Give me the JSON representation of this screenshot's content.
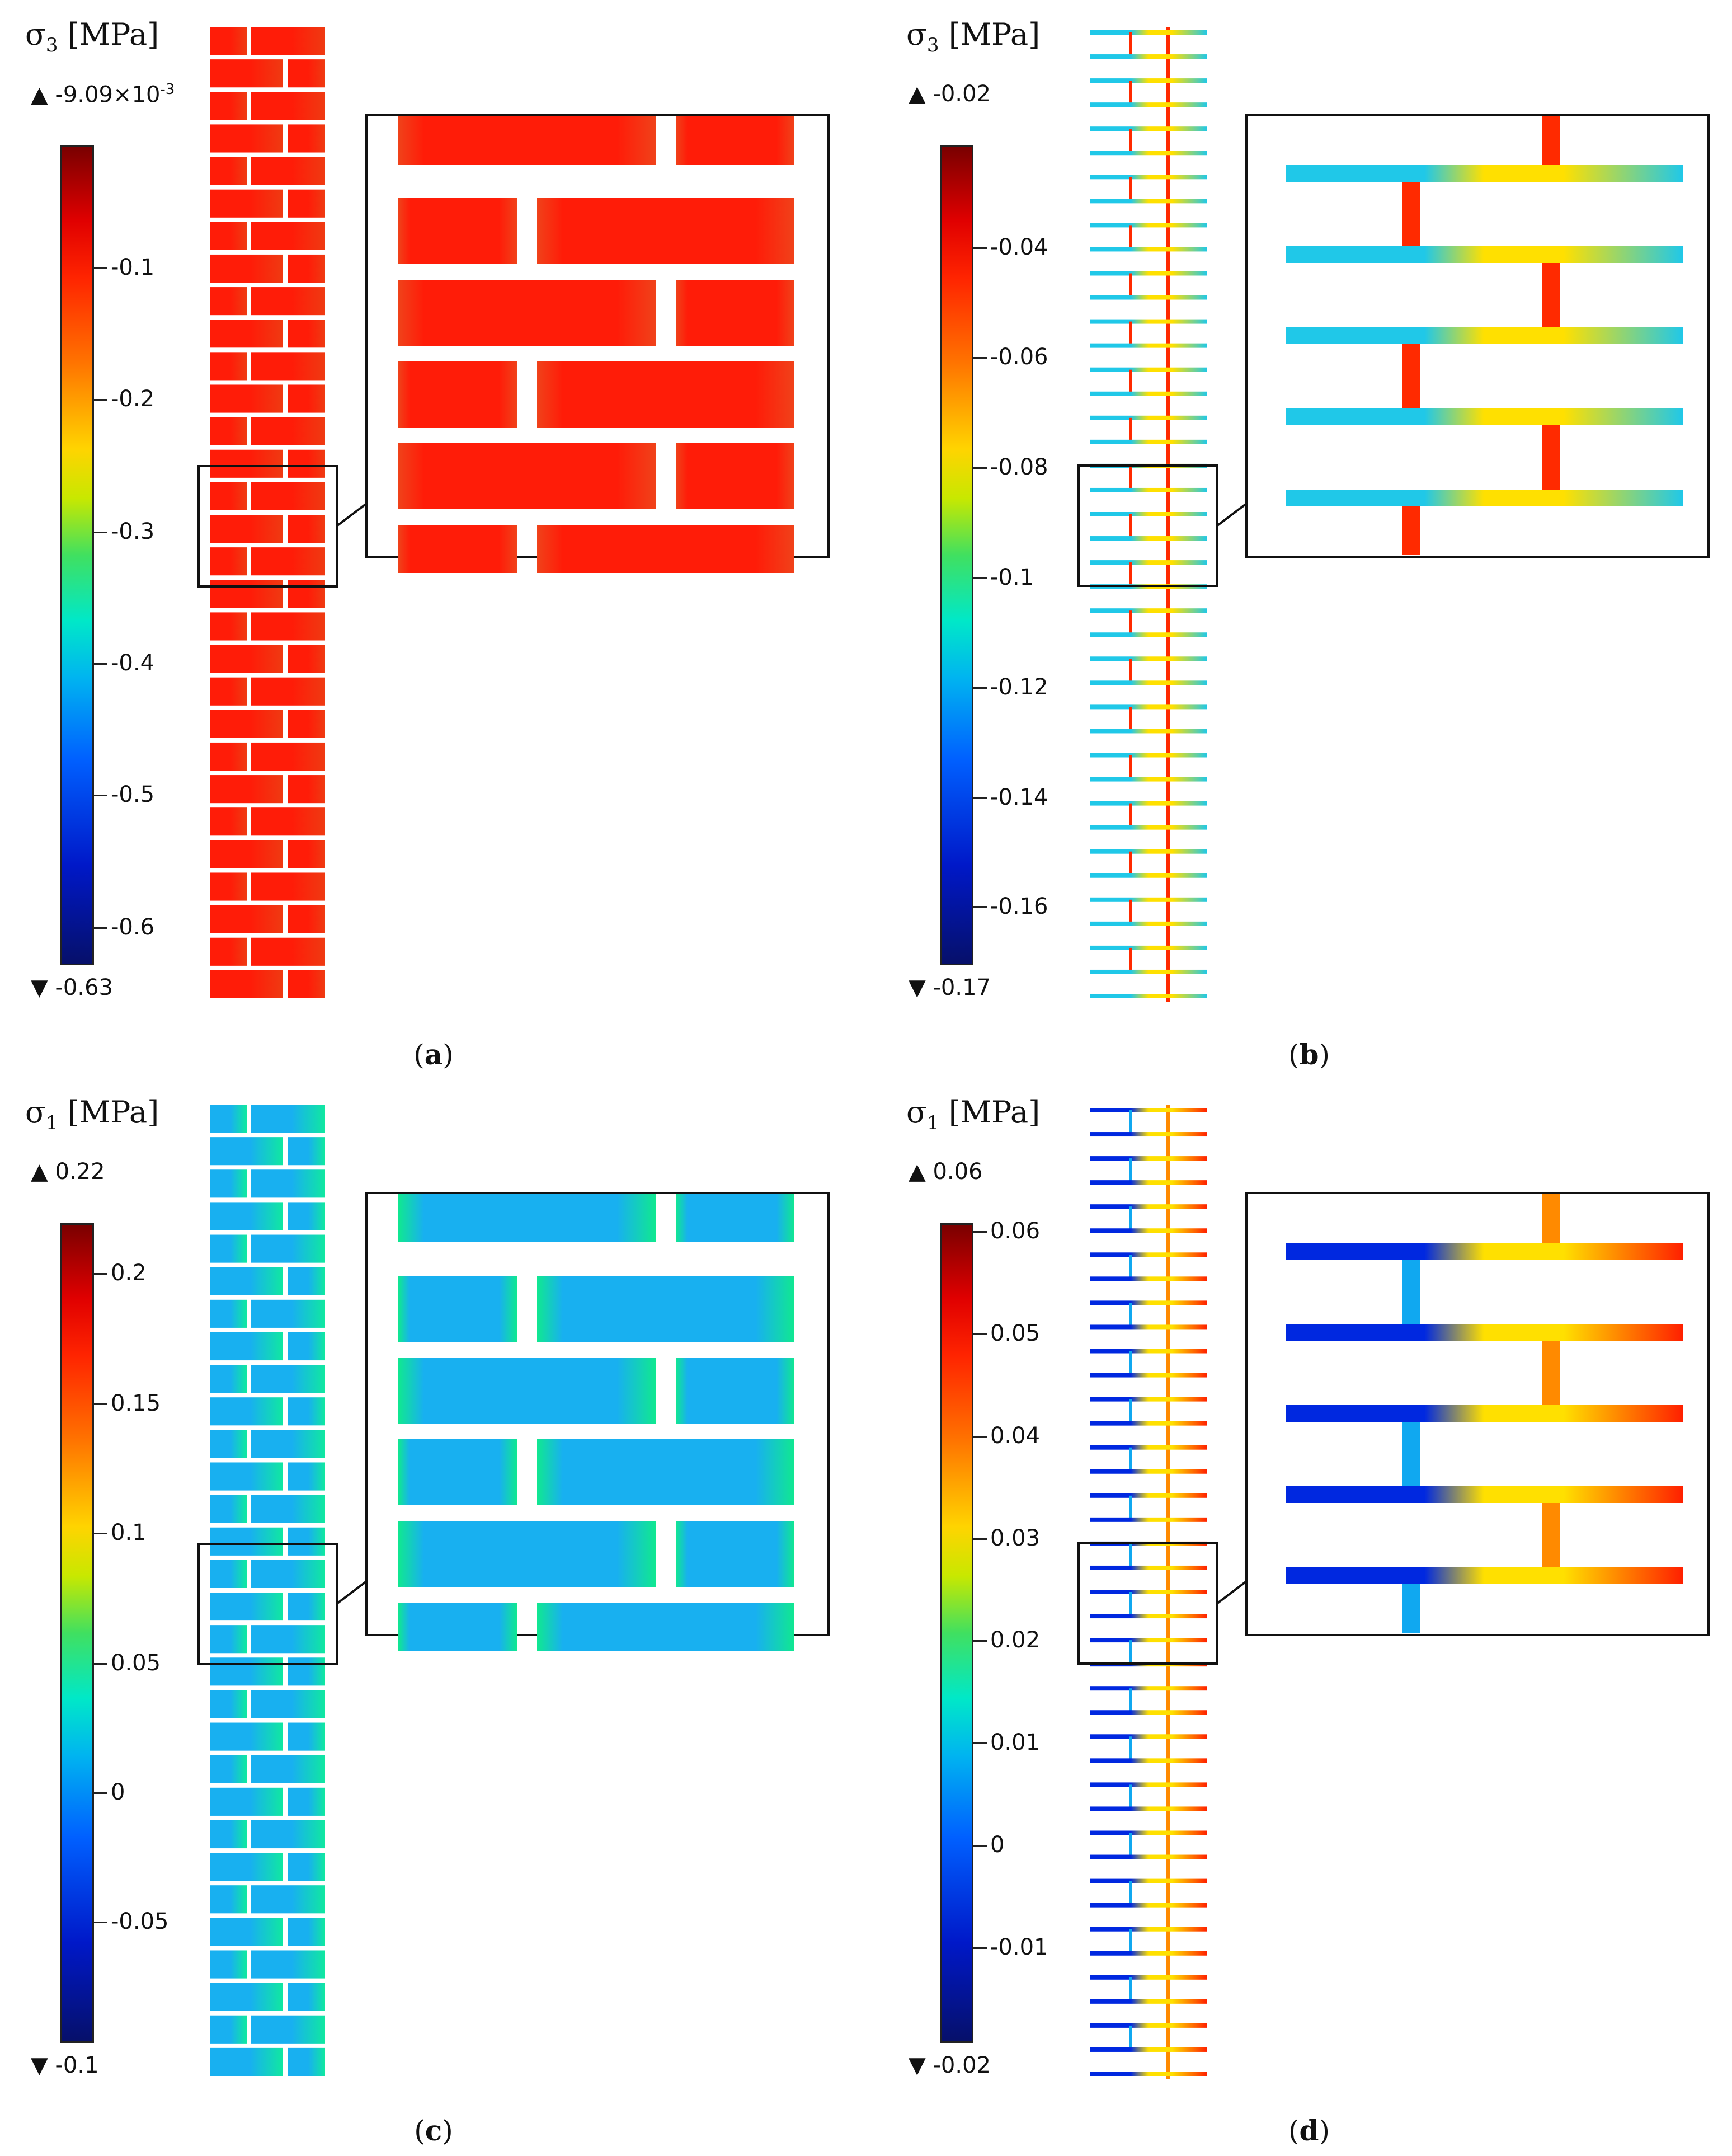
{
  "panels": [
    {
      "id": "a",
      "variable": "σ",
      "subscript": "3",
      "unit": "[MPa]",
      "max_label": "-9.09×10",
      "max_exponent": "-3",
      "min_label": "-0.63",
      "ticks": [
        "-0.1",
        "-0.2",
        "-0.3",
        "-0.4",
        "-0.5",
        "-0.6"
      ],
      "caption_letter": "a",
      "model": "masonry-wall",
      "colors": {
        "fill": "#ff1c08",
        "fill_edge": "#ef3a12",
        "inset_fill": "#ff1c08",
        "inset_edge": "#f0421a"
      }
    },
    {
      "id": "b",
      "variable": "σ",
      "subscript": "3",
      "unit": "[MPa]",
      "max_label": "-0.02",
      "max_exponent": "",
      "min_label": "-0.17",
      "ticks": [
        "-0.04",
        "-0.06",
        "-0.08",
        "-0.1",
        "-0.12",
        "-0.14",
        "-0.16"
      ],
      "caption_letter": "b",
      "model": "frame-structure",
      "colors": {
        "h_left": "#20c8e8",
        "h_mid": "#ffe000",
        "h_right": "#20c8e8",
        "vertical": "#ff2a00"
      }
    },
    {
      "id": "c",
      "variable": "σ",
      "subscript": "1",
      "unit": "[MPa]",
      "max_label": "0.22",
      "max_exponent": "",
      "min_label": "-0.1",
      "ticks": [
        "0.2",
        "0.15",
        "0.1",
        "0.05",
        "0",
        "-0.05"
      ],
      "caption_letter": "c",
      "model": "masonry-wall",
      "colors": {
        "fill": "#18b0f0",
        "fill_edge": "#10e8a0",
        "inset_fill": "#18b0f0",
        "inset_edge": "#10e890"
      }
    },
    {
      "id": "d",
      "variable": "σ",
      "subscript": "1",
      "unit": "[MPa]",
      "max_label": "0.06",
      "max_exponent": "",
      "min_label": "-0.02",
      "ticks": [
        "0.06",
        "0.05",
        "0.04",
        "0.03",
        "0.02",
        "0.01",
        "0",
        "-0.01"
      ],
      "caption_letter": "d",
      "model": "frame-structure",
      "colors": {
        "h_left": "#0028e0",
        "h_mid": "#ffe000",
        "h_right": "#ff2000",
        "vertical_left": "#10a8f0",
        "vertical_right": "#ff8a00"
      }
    }
  ]
}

· · · · ·

- **Set exercise**:
Without the pictures, print the records in full, exactly as they appear.

- **Response**:
Give me the JSON representation of this screenshot's content.
{
  "panels": [
    {
      "id": "a",
      "variable": "σ",
      "subscript": "3",
      "unit": "[MPa]",
      "max_label": "-9.09×10",
      "max_exponent": "-3",
      "min_label": "-0.63",
      "ticks": [
        "-0.1",
        "-0.2",
        "-0.3",
        "-0.4",
        "-0.5",
        "-0.6"
      ],
      "caption_letter": "a",
      "model": "masonry-wall",
      "colors": {
        "fill": "#ff1c08",
        "fill_edge": "#ef3a12",
        "inset_fill": "#ff1c08",
        "inset_edge": "#f0421a"
      }
    },
    {
      "id": "b",
      "variable": "σ",
      "subscript": "3",
      "unit": "[MPa]",
      "max_label": "-0.02",
      "max_exponent": "",
      "min_label": "-0.17",
      "ticks": [
        "-0.04",
        "-0.06",
        "-0.08",
        "-0.1",
        "-0.12",
        "-0.14",
        "-0.16"
      ],
      "caption_letter": "b",
      "model": "frame-structure",
      "colors": {
        "h_left": "#20c8e8",
        "h_mid": "#ffe000",
        "h_right": "#20c8e8",
        "vertical": "#ff2a00"
      }
    },
    {
      "id": "c",
      "variable": "σ",
      "subscript": "1",
      "unit": "[MPa]",
      "max_label": "0.22",
      "max_exponent": "",
      "min_label": "-0.1",
      "ticks": [
        "0.2",
        "0.15",
        "0.1",
        "0.05",
        "0",
        "-0.05"
      ],
      "caption_letter": "c",
      "model": "masonry-wall",
      "colors": {
        "fill": "#18b0f0",
        "fill_edge": "#10e8a0",
        "inset_fill": "#18b0f0",
        "inset_edge": "#10e890"
      }
    },
    {
      "id": "d",
      "variable": "σ",
      "subscript": "1",
      "unit": "[MPa]",
      "max_label": "0.06",
      "max_exponent": "",
      "min_label": "-0.02",
      "ticks": [
        "0.06",
        "0.05",
        "0.04",
        "0.03",
        "0.02",
        "0.01",
        "0",
        "-0.01"
      ],
      "caption_letter": "d",
      "model": "frame-structure",
      "colors": {
        "h_left": "#0028e0",
        "h_mid": "#ffe000",
        "h_right": "#ff2000",
        "vertical_left": "#10a8f0",
        "vertical_right": "#ff8a00"
      }
    }
  ]
}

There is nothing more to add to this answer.